== WORK INSTRUCTIONS ==
Could you copy every line from the material below in which "color" appears?

--- WORKING DATA ---

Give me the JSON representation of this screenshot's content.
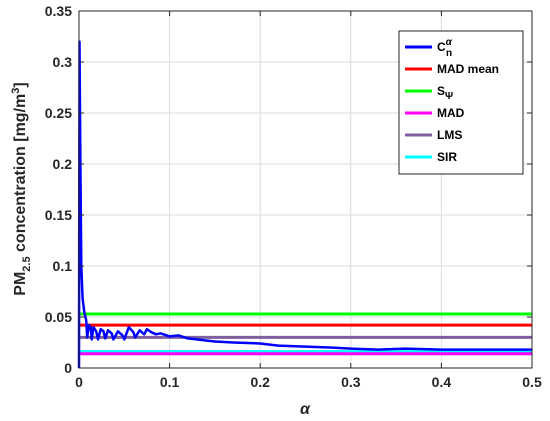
{
  "chart_data": {
    "type": "line",
    "xlabel_symbol": "α",
    "ylabel": {
      "prefix": "PM",
      "sub": "2.5",
      "middle": " concentration [mg/m",
      "sup": "3",
      "suffix": "]"
    },
    "xlim": [
      0,
      0.5
    ],
    "ylim": [
      0,
      0.35
    ],
    "xticks": [
      0,
      0.1,
      0.2,
      0.3,
      0.4,
      0.5
    ],
    "xtick_labels": [
      "0",
      "0.1",
      "0.2",
      "0.3",
      "0.4",
      "0.5"
    ],
    "yticks": [
      0,
      0.05,
      0.1,
      0.15,
      0.2,
      0.25,
      0.3,
      0.35
    ],
    "ytick_labels": [
      "0",
      "0.05",
      "0.1",
      "0.15",
      "0.2",
      "0.25",
      "0.3",
      "0.35"
    ],
    "grid": true,
    "legend_position": "top-right",
    "series": [
      {
        "name": "C",
        "name_sub": "n",
        "name_sup": "α",
        "color": "#0000ff",
        "kind": "curve",
        "points": [
          [
            0.0,
            0.0
          ],
          [
            0.0006,
            0.32
          ],
          [
            0.0015,
            0.2
          ],
          [
            0.0025,
            0.1
          ],
          [
            0.004,
            0.068
          ],
          [
            0.006,
            0.054
          ],
          [
            0.008,
            0.047
          ],
          [
            0.009,
            0.03
          ],
          [
            0.011,
            0.042
          ],
          [
            0.013,
            0.04
          ],
          [
            0.014,
            0.028
          ],
          [
            0.016,
            0.04
          ],
          [
            0.019,
            0.036
          ],
          [
            0.021,
            0.028
          ],
          [
            0.024,
            0.038
          ],
          [
            0.027,
            0.036
          ],
          [
            0.029,
            0.029
          ],
          [
            0.032,
            0.037
          ],
          [
            0.036,
            0.034
          ],
          [
            0.038,
            0.028
          ],
          [
            0.043,
            0.036
          ],
          [
            0.048,
            0.032
          ],
          [
            0.05,
            0.028
          ],
          [
            0.055,
            0.04
          ],
          [
            0.06,
            0.035
          ],
          [
            0.062,
            0.03
          ],
          [
            0.067,
            0.037
          ],
          [
            0.072,
            0.033
          ],
          [
            0.075,
            0.038
          ],
          [
            0.08,
            0.035
          ],
          [
            0.085,
            0.033
          ],
          [
            0.09,
            0.034
          ],
          [
            0.1,
            0.031
          ],
          [
            0.11,
            0.032
          ],
          [
            0.12,
            0.029
          ],
          [
            0.13,
            0.028
          ],
          [
            0.14,
            0.027
          ],
          [
            0.15,
            0.026
          ],
          [
            0.17,
            0.025
          ],
          [
            0.2,
            0.024
          ],
          [
            0.22,
            0.022
          ],
          [
            0.25,
            0.021
          ],
          [
            0.28,
            0.02
          ],
          [
            0.3,
            0.019
          ],
          [
            0.33,
            0.018
          ],
          [
            0.36,
            0.019
          ],
          [
            0.4,
            0.018
          ],
          [
            0.44,
            0.018
          ],
          [
            0.47,
            0.018
          ],
          [
            0.5,
            0.018
          ]
        ]
      },
      {
        "name": "MAD mean",
        "color": "#ff0000",
        "kind": "hline",
        "value": 0.042
      },
      {
        "name": "S",
        "name_sub": "Ψ",
        "color": "#00ff00",
        "kind": "hline",
        "value": 0.053
      },
      {
        "name": "MAD",
        "color": "#ff00ff",
        "kind": "hline",
        "value": 0.014
      },
      {
        "name": "LMS",
        "color": "#7e60a0",
        "kind": "hline",
        "value": 0.03
      },
      {
        "name": "SIR",
        "color": "#00ffff",
        "kind": "hline",
        "value": 0.016
      }
    ]
  }
}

---

== SOLUTION FOR THIS TASK ==
        "color": "#0000ff",
        "color": "#ff0000",
        "color": "#00ff00",
        "color": "#ff00ff",
        "color": "#7e60a0",
        "color": "#00ffff",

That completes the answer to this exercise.